(Excerpts from a figure dataset)
/---

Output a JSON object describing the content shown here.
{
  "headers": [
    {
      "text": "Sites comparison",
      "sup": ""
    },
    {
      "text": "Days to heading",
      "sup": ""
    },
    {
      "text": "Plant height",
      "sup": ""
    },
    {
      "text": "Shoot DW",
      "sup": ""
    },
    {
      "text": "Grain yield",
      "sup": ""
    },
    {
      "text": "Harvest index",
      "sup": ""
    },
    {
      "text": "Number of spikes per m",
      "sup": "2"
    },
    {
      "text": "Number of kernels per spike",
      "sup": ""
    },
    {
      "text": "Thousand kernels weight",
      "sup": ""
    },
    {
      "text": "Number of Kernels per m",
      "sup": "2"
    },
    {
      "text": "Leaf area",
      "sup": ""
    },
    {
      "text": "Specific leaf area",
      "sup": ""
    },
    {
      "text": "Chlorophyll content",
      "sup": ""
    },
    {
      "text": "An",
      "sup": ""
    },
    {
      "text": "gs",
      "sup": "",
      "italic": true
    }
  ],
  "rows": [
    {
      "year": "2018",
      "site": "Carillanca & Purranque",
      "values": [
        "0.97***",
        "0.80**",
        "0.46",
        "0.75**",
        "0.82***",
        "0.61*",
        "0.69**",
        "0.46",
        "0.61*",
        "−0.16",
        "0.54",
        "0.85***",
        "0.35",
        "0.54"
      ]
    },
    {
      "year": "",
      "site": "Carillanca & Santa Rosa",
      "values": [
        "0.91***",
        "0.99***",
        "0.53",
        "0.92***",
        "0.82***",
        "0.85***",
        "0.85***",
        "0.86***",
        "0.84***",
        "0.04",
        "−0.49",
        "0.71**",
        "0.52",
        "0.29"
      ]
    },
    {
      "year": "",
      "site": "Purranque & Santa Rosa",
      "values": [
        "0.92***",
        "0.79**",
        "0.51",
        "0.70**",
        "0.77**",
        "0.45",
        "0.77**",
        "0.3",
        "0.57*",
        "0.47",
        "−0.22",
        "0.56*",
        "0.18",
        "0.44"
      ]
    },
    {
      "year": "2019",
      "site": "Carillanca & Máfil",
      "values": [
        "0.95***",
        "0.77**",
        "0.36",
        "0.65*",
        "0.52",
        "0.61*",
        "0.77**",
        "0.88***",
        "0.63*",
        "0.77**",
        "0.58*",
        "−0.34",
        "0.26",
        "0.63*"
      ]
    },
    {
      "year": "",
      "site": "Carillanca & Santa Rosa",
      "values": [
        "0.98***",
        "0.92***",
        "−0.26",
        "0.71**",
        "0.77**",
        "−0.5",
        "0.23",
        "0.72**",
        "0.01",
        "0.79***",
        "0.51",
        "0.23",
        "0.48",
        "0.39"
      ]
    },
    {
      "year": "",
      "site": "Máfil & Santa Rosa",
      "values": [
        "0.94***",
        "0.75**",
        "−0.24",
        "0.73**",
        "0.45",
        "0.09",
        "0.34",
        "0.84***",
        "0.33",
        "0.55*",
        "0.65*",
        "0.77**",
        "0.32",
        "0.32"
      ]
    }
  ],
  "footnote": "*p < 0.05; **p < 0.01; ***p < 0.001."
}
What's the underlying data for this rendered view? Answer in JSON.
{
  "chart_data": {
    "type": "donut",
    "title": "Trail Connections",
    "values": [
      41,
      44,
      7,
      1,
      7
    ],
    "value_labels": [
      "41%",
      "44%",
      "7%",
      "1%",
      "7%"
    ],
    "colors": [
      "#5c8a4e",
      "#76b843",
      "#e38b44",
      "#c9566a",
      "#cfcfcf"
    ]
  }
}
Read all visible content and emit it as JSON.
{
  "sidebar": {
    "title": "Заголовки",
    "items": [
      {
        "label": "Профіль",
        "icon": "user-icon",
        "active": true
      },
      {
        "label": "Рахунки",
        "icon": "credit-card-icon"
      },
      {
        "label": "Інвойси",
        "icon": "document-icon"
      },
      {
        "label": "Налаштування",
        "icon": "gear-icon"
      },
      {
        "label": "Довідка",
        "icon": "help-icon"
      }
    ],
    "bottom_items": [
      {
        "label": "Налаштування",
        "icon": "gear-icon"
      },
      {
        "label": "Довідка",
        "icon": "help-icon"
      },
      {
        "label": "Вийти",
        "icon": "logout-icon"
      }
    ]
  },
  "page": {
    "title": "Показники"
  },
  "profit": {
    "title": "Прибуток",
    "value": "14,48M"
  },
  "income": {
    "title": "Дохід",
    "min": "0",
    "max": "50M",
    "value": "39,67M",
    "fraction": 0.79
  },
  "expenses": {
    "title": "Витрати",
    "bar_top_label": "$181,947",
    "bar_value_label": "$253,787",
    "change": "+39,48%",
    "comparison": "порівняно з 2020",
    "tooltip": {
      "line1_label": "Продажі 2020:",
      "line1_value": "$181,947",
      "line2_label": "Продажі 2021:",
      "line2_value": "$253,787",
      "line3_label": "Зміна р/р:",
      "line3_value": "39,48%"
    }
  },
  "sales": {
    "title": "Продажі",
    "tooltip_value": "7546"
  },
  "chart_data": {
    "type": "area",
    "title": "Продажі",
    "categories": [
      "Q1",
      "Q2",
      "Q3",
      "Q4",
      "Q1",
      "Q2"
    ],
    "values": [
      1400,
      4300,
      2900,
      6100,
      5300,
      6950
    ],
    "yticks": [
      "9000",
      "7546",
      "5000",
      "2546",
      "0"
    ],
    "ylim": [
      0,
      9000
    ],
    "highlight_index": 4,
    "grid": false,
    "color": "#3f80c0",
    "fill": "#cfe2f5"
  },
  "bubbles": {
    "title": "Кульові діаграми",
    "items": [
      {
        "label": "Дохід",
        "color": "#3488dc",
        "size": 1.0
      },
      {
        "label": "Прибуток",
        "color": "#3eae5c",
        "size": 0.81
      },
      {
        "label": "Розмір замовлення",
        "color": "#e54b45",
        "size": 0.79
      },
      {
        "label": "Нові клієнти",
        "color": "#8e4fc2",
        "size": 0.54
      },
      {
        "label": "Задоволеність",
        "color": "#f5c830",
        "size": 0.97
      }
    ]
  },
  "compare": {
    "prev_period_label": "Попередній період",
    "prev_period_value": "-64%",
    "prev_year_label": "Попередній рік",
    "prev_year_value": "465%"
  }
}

\---

**THE PROBLEM**
Say the number of lines in the listing that hold "Santa", with no added words.

**RESULT FOR THIS TASK**
4